*Required work:*
Gather up every line that includes the string "Testing".

================================

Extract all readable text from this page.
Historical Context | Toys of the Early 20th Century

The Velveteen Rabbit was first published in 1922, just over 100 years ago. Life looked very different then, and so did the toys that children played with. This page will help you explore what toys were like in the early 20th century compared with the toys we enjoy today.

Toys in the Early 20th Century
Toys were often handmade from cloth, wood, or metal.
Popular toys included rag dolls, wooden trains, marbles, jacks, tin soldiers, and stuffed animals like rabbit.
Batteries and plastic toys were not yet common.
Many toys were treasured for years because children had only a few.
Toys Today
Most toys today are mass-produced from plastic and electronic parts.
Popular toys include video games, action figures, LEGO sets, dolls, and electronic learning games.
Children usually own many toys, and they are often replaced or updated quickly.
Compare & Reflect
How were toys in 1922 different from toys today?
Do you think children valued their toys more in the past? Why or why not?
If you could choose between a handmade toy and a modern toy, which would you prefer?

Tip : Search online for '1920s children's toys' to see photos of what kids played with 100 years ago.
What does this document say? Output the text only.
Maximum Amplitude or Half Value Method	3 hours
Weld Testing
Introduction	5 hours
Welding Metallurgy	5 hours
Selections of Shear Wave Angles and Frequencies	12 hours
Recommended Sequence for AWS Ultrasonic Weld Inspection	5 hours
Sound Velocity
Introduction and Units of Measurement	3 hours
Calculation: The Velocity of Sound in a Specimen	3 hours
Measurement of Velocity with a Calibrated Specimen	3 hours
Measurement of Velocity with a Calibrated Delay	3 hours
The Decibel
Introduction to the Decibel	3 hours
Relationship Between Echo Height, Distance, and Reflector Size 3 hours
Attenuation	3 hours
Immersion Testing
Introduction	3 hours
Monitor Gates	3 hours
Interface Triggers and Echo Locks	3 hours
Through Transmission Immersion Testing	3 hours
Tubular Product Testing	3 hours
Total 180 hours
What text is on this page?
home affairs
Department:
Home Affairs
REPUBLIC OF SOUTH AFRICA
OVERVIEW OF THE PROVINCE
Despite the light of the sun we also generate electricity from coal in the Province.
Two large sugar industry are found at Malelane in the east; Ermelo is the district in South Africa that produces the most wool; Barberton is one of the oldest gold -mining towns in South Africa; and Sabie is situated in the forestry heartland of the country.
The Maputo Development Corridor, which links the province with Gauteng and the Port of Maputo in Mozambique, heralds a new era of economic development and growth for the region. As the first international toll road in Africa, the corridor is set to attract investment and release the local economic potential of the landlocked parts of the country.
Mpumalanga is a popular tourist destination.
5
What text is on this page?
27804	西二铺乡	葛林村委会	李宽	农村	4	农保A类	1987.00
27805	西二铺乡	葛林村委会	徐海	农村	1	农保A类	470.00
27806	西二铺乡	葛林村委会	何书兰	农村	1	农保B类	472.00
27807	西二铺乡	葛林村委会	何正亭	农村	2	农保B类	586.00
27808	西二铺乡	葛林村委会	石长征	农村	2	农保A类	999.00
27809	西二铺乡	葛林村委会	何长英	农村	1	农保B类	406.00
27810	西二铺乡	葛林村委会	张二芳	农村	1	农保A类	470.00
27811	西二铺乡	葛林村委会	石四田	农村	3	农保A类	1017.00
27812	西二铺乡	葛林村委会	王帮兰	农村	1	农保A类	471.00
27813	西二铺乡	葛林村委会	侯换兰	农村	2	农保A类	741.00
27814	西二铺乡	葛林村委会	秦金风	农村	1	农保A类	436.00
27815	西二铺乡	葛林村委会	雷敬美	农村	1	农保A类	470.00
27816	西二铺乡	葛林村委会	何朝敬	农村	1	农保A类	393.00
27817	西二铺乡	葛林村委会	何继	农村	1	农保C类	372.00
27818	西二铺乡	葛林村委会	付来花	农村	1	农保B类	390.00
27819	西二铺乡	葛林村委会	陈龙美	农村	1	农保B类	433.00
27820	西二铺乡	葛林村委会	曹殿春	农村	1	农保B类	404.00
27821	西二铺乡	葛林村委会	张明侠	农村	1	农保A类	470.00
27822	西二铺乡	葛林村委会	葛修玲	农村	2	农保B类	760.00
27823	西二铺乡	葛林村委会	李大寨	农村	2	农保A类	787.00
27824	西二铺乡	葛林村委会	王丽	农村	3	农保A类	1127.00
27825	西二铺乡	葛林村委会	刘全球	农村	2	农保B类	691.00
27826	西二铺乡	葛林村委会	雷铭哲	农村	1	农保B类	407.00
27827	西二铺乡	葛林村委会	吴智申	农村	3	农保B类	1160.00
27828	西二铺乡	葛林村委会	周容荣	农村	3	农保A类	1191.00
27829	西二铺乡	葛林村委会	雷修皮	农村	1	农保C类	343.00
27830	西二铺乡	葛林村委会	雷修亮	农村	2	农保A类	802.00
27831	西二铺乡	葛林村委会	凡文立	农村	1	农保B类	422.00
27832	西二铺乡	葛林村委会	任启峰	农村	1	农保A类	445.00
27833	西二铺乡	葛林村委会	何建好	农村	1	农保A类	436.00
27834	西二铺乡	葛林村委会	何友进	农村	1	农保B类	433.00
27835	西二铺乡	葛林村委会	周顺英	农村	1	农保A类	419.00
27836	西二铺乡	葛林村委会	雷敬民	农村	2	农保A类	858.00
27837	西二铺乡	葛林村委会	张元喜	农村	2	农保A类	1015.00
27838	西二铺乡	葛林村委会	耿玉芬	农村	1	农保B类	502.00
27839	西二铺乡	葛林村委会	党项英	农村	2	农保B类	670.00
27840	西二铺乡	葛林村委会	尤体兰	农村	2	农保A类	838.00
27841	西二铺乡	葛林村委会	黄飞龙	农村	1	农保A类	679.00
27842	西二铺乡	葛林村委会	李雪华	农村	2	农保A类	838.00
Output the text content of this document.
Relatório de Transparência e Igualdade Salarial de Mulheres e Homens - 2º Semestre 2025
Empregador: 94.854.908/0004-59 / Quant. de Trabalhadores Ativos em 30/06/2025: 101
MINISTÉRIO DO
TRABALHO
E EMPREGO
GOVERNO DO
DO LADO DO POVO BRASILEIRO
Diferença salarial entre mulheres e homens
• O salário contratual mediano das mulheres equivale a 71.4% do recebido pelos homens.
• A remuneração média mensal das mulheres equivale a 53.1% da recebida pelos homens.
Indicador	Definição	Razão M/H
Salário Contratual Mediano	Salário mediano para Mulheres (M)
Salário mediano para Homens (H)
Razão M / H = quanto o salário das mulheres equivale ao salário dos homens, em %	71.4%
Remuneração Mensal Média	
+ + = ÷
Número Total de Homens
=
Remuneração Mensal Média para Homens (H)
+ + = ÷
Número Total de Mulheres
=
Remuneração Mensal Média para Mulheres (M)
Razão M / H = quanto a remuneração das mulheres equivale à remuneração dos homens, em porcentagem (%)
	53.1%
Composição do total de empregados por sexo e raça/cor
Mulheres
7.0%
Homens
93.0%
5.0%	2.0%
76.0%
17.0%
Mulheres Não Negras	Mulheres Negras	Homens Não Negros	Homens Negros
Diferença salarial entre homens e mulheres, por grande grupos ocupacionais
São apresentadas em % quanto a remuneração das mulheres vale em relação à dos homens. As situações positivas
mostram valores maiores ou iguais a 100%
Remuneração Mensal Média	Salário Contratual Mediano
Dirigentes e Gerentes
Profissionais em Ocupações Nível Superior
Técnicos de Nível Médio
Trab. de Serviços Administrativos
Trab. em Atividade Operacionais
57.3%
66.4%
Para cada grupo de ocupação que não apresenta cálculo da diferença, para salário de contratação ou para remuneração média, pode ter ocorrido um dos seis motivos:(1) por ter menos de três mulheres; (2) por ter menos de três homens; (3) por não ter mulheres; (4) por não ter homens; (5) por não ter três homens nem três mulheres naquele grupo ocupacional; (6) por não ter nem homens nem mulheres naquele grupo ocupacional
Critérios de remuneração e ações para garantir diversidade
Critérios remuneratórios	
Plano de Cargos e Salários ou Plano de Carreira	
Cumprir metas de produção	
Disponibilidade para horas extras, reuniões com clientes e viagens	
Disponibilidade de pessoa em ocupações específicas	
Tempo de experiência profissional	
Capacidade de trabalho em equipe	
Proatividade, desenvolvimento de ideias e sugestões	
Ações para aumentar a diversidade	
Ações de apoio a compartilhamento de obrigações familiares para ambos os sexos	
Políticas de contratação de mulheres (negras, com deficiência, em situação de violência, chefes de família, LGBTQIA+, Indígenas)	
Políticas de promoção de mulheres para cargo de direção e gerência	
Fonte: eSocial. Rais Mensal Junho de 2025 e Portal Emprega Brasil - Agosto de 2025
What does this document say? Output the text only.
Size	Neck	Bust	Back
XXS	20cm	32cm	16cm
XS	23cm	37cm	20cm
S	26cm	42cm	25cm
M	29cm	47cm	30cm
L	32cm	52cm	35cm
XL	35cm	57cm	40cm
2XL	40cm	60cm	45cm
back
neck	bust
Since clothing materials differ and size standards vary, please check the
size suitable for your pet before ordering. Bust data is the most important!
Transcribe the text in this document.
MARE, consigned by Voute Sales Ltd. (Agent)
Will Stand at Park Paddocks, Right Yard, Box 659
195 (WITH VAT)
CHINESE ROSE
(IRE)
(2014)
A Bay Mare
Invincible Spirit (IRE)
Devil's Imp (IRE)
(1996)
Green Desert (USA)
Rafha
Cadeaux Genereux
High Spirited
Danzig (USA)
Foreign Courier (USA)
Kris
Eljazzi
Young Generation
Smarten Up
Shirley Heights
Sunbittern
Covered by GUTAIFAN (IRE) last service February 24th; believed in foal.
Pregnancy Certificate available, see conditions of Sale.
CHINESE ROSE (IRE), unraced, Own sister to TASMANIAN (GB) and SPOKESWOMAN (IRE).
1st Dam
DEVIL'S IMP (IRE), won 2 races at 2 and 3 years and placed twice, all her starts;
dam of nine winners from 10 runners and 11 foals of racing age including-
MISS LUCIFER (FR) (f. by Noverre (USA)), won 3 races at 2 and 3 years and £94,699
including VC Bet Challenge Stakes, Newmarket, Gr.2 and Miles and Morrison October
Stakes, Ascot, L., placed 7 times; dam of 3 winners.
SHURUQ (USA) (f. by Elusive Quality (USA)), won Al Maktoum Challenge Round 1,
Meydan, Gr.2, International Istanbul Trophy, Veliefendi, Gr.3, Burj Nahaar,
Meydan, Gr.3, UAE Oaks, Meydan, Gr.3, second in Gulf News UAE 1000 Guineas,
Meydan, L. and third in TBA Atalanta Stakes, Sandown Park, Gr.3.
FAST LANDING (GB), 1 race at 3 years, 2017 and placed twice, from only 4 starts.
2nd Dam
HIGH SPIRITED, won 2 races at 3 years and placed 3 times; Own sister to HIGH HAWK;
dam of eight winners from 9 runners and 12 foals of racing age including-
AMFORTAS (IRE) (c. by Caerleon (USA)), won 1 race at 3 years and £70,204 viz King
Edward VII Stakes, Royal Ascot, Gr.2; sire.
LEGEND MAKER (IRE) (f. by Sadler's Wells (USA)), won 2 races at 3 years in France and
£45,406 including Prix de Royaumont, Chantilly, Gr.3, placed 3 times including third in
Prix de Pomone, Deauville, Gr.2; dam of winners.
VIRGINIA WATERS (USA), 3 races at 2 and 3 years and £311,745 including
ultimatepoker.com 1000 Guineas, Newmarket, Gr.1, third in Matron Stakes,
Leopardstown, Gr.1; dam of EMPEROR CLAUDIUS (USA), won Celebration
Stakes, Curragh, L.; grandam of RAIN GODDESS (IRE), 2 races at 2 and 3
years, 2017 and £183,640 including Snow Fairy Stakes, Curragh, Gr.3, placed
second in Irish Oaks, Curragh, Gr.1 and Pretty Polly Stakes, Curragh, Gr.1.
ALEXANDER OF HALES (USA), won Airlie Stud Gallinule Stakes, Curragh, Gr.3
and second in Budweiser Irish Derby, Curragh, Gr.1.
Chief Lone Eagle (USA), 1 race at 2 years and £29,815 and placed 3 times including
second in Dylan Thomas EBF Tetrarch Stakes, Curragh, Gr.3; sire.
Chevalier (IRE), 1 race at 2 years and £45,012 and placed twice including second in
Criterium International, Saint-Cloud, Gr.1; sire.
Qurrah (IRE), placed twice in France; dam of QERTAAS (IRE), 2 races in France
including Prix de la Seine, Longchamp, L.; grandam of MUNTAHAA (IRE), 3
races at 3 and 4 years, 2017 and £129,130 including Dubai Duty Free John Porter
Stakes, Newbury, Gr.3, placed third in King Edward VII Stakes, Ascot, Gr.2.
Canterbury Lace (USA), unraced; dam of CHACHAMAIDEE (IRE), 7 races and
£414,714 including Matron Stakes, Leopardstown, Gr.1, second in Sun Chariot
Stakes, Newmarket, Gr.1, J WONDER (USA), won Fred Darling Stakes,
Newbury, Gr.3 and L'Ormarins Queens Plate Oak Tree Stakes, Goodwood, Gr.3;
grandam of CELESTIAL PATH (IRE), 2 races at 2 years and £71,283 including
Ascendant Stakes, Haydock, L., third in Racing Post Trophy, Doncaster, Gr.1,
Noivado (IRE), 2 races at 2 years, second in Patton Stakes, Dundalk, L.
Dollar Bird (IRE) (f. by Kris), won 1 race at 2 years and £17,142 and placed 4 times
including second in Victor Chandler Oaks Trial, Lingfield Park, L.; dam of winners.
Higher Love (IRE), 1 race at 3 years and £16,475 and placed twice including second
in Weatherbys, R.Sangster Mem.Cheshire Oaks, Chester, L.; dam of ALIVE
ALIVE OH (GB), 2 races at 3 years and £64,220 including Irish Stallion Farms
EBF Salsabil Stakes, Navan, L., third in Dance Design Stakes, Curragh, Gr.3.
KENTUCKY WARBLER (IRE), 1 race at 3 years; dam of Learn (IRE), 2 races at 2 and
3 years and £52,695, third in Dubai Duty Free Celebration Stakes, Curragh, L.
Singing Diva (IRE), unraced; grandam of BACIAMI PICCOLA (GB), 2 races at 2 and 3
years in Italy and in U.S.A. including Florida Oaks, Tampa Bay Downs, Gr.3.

================================

*Answer to this task:*
Weld Testing
Immersion Testing
Through Transmission Immersion Testing	3 hours
Tubular Product Testing	3 hours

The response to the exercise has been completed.